Stated exercise 1: From the blog post about the 2016 UNA election, extract the passage that begins at the words "Best Wishes to" and ends after the words "running for reelection.".
Stated exercise 2: In the blog post about the 2016 UNA election, whom does the writer quote as saying that living next to a powerful neighbor is like sleeping with an elephant?
Stated exercise 3: Continue the blog post about the 2016 UNA election from the point where it stops.

Extracted text:
───

Thursday, September 8, 2016

Best Wishes to the 2016 UNA Election Candidates

On a university campus September is really the start of the new year, not January.  It’s the same for our local residents’ association, the UNA as well.  This is when the election for the new crop of Directors is held.  Folks have come back from vacations or have returned from their natal homes to pick up their Canadian lives.  It’s a time of beginnings.  Not so for me; at least, not in terms of the UNA at any rate.  I am not running for reelection.

Four years ago I was successfully elected along side of Richard Alexander and Shoahung Wu.  We ran on a pro-democracy ticket and promised to clean out the cobwebs of secret closed door meetings, lack of UBC administrative respect of resident concerns, and well - just make things a better place all round.  Shaohung soon resigned.  Then Richard and I parted ways on our sense of what consisted open democratic and transparent political processes.  I have always been, and plan to continue to be, a person who believes in open participatory democracy.  I don’t believe that the UNA should be operated as a business. I do believe that the UNA should act as an advocate for all sectors of our residential community. [click here for a more detailed review]

Pierre Trudeau once said: "Être votre voisin, c'est comme dormir avec un éléphant; quelque douce et placide que soit la bête, on subit chacun de ses mouvements et de ses grognements." That is "when your neighbour is so powerful its like sleeping with an elephant; no matter how friendly and nice he is, you feel every twitch and grunt." That's what it's like to be a UNA Director in the context of UBC's Administrative rule over our area.  UBC has tried to be friendly and kind. We've seen lots of communication improvements.  But the reality is we're like a mouse in the bed with an elephant and if we don't keep our eyes open we'll get squashed.

───

Extracted information:
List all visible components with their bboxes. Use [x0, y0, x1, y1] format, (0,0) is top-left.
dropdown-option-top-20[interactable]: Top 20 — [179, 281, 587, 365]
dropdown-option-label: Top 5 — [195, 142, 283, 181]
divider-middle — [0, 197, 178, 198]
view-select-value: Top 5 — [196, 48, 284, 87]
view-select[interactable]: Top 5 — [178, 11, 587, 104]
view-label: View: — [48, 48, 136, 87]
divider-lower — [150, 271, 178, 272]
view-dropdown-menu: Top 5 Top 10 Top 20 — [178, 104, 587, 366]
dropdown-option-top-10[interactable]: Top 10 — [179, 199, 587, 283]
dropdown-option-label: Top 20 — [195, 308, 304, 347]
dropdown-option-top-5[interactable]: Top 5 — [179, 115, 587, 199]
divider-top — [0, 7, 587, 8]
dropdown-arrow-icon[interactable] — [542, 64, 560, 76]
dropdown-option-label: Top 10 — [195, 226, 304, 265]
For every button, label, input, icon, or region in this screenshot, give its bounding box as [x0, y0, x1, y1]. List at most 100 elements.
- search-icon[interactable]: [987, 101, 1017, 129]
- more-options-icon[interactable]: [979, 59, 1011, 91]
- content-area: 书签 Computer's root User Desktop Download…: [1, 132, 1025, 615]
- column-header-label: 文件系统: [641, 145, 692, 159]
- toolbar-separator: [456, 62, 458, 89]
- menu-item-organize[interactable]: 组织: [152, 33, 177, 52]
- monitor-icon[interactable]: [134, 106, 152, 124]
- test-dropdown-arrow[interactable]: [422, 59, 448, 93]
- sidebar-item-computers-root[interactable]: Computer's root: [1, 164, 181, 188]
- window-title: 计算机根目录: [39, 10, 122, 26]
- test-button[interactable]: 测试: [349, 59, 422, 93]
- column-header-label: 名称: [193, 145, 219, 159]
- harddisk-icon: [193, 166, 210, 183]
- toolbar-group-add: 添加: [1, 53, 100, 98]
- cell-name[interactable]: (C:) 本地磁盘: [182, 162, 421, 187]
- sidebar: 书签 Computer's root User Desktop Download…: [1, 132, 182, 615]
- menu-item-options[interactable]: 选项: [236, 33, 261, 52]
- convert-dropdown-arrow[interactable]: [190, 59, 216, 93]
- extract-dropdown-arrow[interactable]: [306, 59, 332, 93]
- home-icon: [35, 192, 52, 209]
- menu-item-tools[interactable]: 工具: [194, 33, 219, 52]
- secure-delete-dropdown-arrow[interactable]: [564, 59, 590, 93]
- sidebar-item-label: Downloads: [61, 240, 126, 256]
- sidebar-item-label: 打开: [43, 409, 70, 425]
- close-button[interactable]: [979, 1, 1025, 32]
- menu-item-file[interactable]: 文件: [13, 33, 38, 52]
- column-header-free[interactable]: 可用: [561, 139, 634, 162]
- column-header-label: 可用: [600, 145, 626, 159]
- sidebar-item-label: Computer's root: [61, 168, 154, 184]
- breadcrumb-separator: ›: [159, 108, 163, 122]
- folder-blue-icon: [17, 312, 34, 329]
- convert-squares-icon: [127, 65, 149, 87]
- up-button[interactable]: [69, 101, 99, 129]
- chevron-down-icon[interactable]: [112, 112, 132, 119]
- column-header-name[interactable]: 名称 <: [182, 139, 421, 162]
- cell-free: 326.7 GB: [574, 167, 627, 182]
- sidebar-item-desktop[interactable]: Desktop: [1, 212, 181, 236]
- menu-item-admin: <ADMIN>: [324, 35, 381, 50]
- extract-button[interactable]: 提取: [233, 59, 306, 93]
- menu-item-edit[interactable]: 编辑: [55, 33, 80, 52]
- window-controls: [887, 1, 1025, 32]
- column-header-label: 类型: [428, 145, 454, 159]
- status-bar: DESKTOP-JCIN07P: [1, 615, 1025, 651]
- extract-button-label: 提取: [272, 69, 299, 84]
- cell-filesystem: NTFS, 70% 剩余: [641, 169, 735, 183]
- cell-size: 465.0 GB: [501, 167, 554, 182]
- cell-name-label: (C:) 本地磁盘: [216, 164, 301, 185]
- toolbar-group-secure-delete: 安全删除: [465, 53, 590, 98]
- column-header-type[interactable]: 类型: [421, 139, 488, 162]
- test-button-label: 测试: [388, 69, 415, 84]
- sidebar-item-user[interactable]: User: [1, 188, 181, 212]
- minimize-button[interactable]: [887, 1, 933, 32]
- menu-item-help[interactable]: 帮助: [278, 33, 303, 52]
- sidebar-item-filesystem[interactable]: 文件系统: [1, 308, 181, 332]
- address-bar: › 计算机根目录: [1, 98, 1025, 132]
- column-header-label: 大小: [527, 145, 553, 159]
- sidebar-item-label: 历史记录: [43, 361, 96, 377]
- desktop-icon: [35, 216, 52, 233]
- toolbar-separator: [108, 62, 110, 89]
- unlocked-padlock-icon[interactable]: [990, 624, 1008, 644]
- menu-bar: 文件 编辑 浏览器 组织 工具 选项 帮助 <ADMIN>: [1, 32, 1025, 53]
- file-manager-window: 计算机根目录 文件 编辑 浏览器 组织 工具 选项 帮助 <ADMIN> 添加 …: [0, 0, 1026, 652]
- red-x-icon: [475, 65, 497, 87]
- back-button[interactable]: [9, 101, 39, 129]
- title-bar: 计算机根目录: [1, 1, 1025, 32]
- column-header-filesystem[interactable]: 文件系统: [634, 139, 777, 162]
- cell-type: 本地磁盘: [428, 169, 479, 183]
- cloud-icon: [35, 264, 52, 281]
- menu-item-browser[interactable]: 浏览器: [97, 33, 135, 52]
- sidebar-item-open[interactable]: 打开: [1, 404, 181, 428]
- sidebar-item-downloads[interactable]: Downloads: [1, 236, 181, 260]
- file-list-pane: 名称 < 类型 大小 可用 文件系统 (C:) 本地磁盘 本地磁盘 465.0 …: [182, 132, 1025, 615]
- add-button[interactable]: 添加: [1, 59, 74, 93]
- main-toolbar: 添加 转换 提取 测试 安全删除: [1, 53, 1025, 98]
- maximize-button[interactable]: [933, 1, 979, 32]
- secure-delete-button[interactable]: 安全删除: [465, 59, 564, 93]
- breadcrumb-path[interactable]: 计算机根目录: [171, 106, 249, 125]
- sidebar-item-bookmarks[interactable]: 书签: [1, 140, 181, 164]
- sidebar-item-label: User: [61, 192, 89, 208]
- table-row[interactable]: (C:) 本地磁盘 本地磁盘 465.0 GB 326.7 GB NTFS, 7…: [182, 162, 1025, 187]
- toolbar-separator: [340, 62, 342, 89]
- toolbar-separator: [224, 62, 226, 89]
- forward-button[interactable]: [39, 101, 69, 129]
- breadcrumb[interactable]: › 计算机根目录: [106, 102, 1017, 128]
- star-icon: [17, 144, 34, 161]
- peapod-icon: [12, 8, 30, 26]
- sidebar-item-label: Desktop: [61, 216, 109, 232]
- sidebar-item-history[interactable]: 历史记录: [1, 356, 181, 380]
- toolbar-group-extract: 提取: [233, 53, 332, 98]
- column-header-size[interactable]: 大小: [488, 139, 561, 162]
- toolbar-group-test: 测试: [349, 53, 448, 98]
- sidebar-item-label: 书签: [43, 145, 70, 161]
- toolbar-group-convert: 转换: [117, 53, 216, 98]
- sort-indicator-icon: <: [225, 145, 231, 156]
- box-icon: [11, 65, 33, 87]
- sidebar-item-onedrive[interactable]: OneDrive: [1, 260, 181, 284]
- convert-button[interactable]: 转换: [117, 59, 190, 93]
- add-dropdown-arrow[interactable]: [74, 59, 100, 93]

───

Exercise output 1:
Best Wishes to the 2016 UNA Election Candidates

On a university campus September is really the start of the new year, not January.  It’s the same for our local residents’ association, the UNA as well.  This is when the election for the new crop of Directors is held.  Folks have come back from vacations or have returned from their natal homes to pick up their Canadian lives.  It’s a time of beginnings.  Not so for me; at least, not in terms of the UNA at any rate.  I am not running for reelection.

Exercise output 2: Pierre Trudeau

Exercise output 3:
Best wishes to the candidates running for resident director in the year's elections.  I trust that your expectations will match the situation you are entering into.  If you are untroubled by the elephant in the bed then I am sure you will likely not even notice it, or perhaps, you will take some kind of delight in the attention the elephant will shower upon you from time to time.

Monday, April 11, 2016

Surveys, Noise, and the UNA's April Board Meeting

On the agenda for the UNA Board meeting of April 12 is one major item that has dogged the UNA for nearly half a decade: disruptive noise caused by a poorly thought out playground installation in Iona Green.  I'll sadly have to miss the discussion and debate of this meeting.  I'll be away at a research meeting focused on collaborative research partnerships between Universities and Indigenous communities.

If I were at the meeting I would be voting to remove the playground installation in Iona Green.  I suspect that the motion will pass with most other directors voting to keep the playground as it is. I have some comments below related to the meeting package.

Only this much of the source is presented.